- _Stated goal_:
Output the records exactly as they appear, with no pictures included.

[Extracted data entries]
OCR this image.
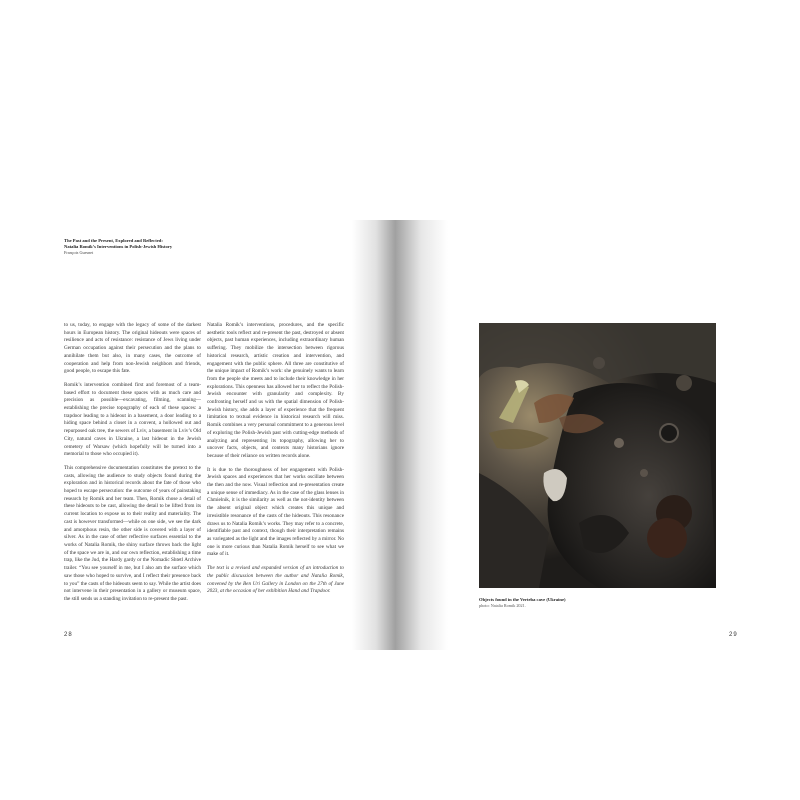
The Past and the Present, Explored and Reflected:
Natalia Romik’s Interventions in Polish-Jewish History
François Guesnet

to us, today, to engage with the legacy of some of the darkest hours in European history. The original hideouts were spaces of resilience and acts of resistance: resistance of Jews living under German occupation against their persecution and the plans to annihilate them but also, in many cases, the outcome of cooperation and help from non-Jewish neighbors and friends, good people, to escape this fate.

Romik’s intervention combined first and foremost of a team-based effort to document these spaces with as much care and precision as possible—excavating, filming, scanning—establishing the precise topography of each of these spaces: a trapdoor leading to a hideout in a basement, a door leading to a hiding space behind a closet in a convent, a hollowed out and repurposed oak tree, the sewers of Lviv, a basement in Lviv’s Old City, natural caves in Ukraine, a last hideout in the Jewish cemetery of Warsaw (which hopefully will be turned into a memorial to those who occupied it).

This comprehensive documentation constitutes the pretext to the casts, allowing the audience to study objects found during the exploration and in historical records about the fate of those who hoped to escape persecution: the outcome of years of painstaking research by Romik and her team. Then, Romik chose a detail of these hideouts to be cast, allowing the detail to be lifted from its current location to expose us to their reality and materiality. The cast is however transformed—while on one side, we see the dark and amorphous resin, the other side is covered with a layer of silver. As in the case of other reflective surfaces essential to the works of Natalia Romik, the shiny surface throws back the light of the space we are in, and our own reflection, establishing a time trap, like the Jud, the Hardy gardy or the Nomadic Shtetl Archive trailer. “You see yourself in me, but I also am the surface which saw those who hoped to survive, and I reflect their presence back to you” the casts of the hideouts seem to say. While the artist does not intervene in their presentation in a gallery or museum space, the still sends us a standing invitation to re-present the past.

Natalia Romik’s interventions, procedures, and the specific aesthetic tools reflect and re-present the past, destroyed or absent objects, past human experiences, including extraordinary human suffering. They mobilize the intersection between rigorous historical research, artistic creation and intervention, and engagement with the public sphere. All three are constitutive of the unique impact of Romik’s work: she genuinely wants to learn from the people she meets and to include their knowledge in her explorations. This openness has allowed her to reflect the Polish-Jewish encounter with granularity and complexity. By confronting herself and us with the spatial dimension of Polish-Jewish history, she adds a layer of experience that the frequent limitation to textual evidence in historical research will miss. Romik combines a very personal commitment to a generous level of exploring the Polish-Jewish past with cutting-edge methods of analyzing and representing its topography, allowing her to uncover facts, objects, and contexts many historians ignore because of their reliance on written records alone.

It is due to the thoroughness of her engagement with Polish-Jewish spaces and experiences that her works oscillate between the then and the now. Visual reflection and re-presentation create a unique sense of immediacy. As in the case of the glass lenses in Chmielnik, it is the similarity as well as the not-identity between the absent original object which creates this unique and irresistible resonance of the casts of the hideouts. This resonance draws us to Natalia Romik’s works. They may refer to a concrete, identifiable past and context, though their interpretation remains as variegated as the light and the images reflected by a mirror. No one is more curious than Natalia Romik herself to see what we make of it.

The text is a revised and expanded version of an introduction to the public discussion between the author and Natalia Romik, convened by the Ben Uri Gallery in London on the 27th of June 2023, at the occasion of her exhibition Hand and Trapdoor.

28	29
Objects found in the Verteba cave (Ukraine)
photo: Natalia Romik 2021.
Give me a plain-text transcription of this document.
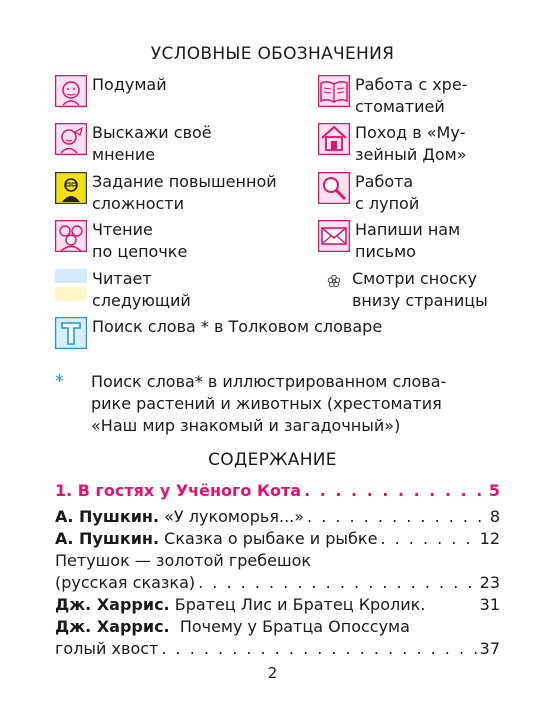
УСЛОВНЫЕ ОБОЗНАЧЕНИЯ
Подумай
Выскажи своё
мнение
Задание повышенной
сложности
Чтение
по цепочке
Читает
следующий
Поиск слова * в Толковом словаре
Работа с хре-
стоматией
Поход в «Му-
зейный Дом»
Работа
с лупой
Напиши нам
письмо
Смотри сноску
внизу страницы
*	Поиск слова* в иллюстрированном слова-
рике растений и животных (хрестоматия
«Наш мир знакомый и загадочный»)
СОДЕРЖАНИЕ
1. В гостях у Учёного Кота . . .	5
А. Пушкин.
«У лукоморья...» . . .	8
А. Пушкин.
Сказка о рыбаке и рыбке . . .	12
Петушок — золотой гребешок
(русская сказка) . . .	23
Дж. Харрис.
Братец Лис и Братец Кролик.	31
Дж. Харрис. Почему у Братца Опоссума
голый хвост . . .	37
2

- _Result_:
OCR this image.
The Past and the Present, Explored and Reflected:
Natalia Romik’s Interventions in Polish-Jewish History
François Guesnet

to us, today, to engage with the legacy of some of the darkest hours in European history. The original hideouts were spaces of resilience and acts of resistance: resistance of Jews living under German occupation against their persecution and the plans to annihilate them but also, in many cases, the outcome of cooperation and help from non-Jewish neighbors and friends, good people, to escape this fate.

Romik’s intervention combined first and foremost of a team-based effort to document these spaces with as much care and precision as possible—excavating, filming, scanning—establishing the precise topography of each of these spaces: a trapdoor leading to a hideout in a basement, a door leading to a hiding space behind a closet in a convent, a hollowed out and repurposed oak tree, the sewers of Lviv, a basement in Lviv’s Old City, natural caves in Ukraine, a last hideout in the Jewish cemetery of Warsaw (which hopefully will be turned into a memorial to those who occupied it).

This comprehensive documentation constitutes the pretext to the casts, allowing the audience to study objects found during the exploration and in historical records about the fate of those who hoped to escape persecution: the outcome of years of painstaking research by Romik and her team. Then, Romik chose a detail of these hideouts to be cast, allowing the detail to be lifted from its current location to expose us to their reality and materiality. The cast is however transformed—while on one side, we see the dark and amorphous resin, the other side is covered with a layer of silver. As in the case of other reflective surfaces essential to the works of Natalia Romik, the shiny surface throws back the light of the space we are in, and our own reflection, establishing a time trap, like the Jud, the Hardy gardy or the Nomadic Shtetl Archive trailer. “You see yourself in me, but I also am the surface which saw those who hoped to survive, and I reflect their presence back to you” the casts of the hideouts seem to say. While the artist does not intervene in their presentation in a gallery or museum space, the still sends us a standing invitation to re-present the past.

Natalia Romik’s interventions, procedures, and the specific aesthetic tools reflect and re-present the past, destroyed or absent objects, past human experiences, including extraordinary human suffering. They mobilize the intersection between rigorous historical research, artistic creation and intervention, and engagement with the public sphere. All three are constitutive of the unique impact of Romik’s work: she genuinely wants to learn from the people she meets and to include their knowledge in her explorations. This openness has allowed her to reflect the Polish-Jewish encounter with granularity and complexity. By confronting herself and us with the spatial dimension of Polish-Jewish history, she adds a layer of experience that the frequent limitation to textual evidence in historical research will miss. Romik combines a very personal commitment to a generous level of exploring the Polish-Jewish past with cutting-edge methods of analyzing and representing its topography, allowing her to uncover facts, objects, and contexts many historians ignore because of their reliance on written records alone.

It is due to the thoroughness of her engagement with Polish-Jewish spaces and experiences that her works oscillate between the then and the now. Visual reflection and re-presentation create a unique sense of immediacy. As in the case of the glass lenses in Chmielnik, it is the similarity as well as the not-identity between the absent original object which creates this unique and irresistible resonance of the casts of the hideouts. This resonance draws us to Natalia Romik’s works. They may refer to a concrete, identifiable past and context, though their interpretation remains as variegated as the light and the images reflected by a mirror. No one is more curious than Natalia Romik herself to see what we make of it.

The text is a revised and expanded version of an introduction to the public discussion between the author and Natalia Romik, convened by the Ben Uri Gallery in London on the 27th of June 2023, at the occasion of her exhibition Hand and Trapdoor.

28	29
Objects found in the Verteba cave (Ukraine)
photo: Natalia Romik 2021.
Give me a plain-text transcription of this document.
УСЛОВНЫЕ ОБОЗНАЧЕНИЯ
Подумай
Выскажи своё
мнение
Задание повышенной
сложности
Чтение
по цепочке
Читает
следующий
Поиск слова * в Толковом словаре
Работа с хре-
стоматией
Поход в «Му-
зейный Дом»
Работа
с лупой
Напиши нам
письмо
Смотри сноску
внизу страницы
*	Поиск слова* в иллюстрированном слова-
рике растений и животных (хрестоматия
«Наш мир знакомый и загадочный»)
СОДЕРЖАНИЕ
1. В гостях у Учёного Кота . . .	5
А. Пушкин.
«У лукоморья...» . . .	8
А. Пушкин.
Сказка о рыбаке и рыбке . . .	12
Петушок — золотой гребешок
(русская сказка) . . .	23
Дж. Харрис.
Братец Лис и Братец Кролик.	31
Дж. Харрис. Почему у Братца Опоссума
голый хвост . . .	37
2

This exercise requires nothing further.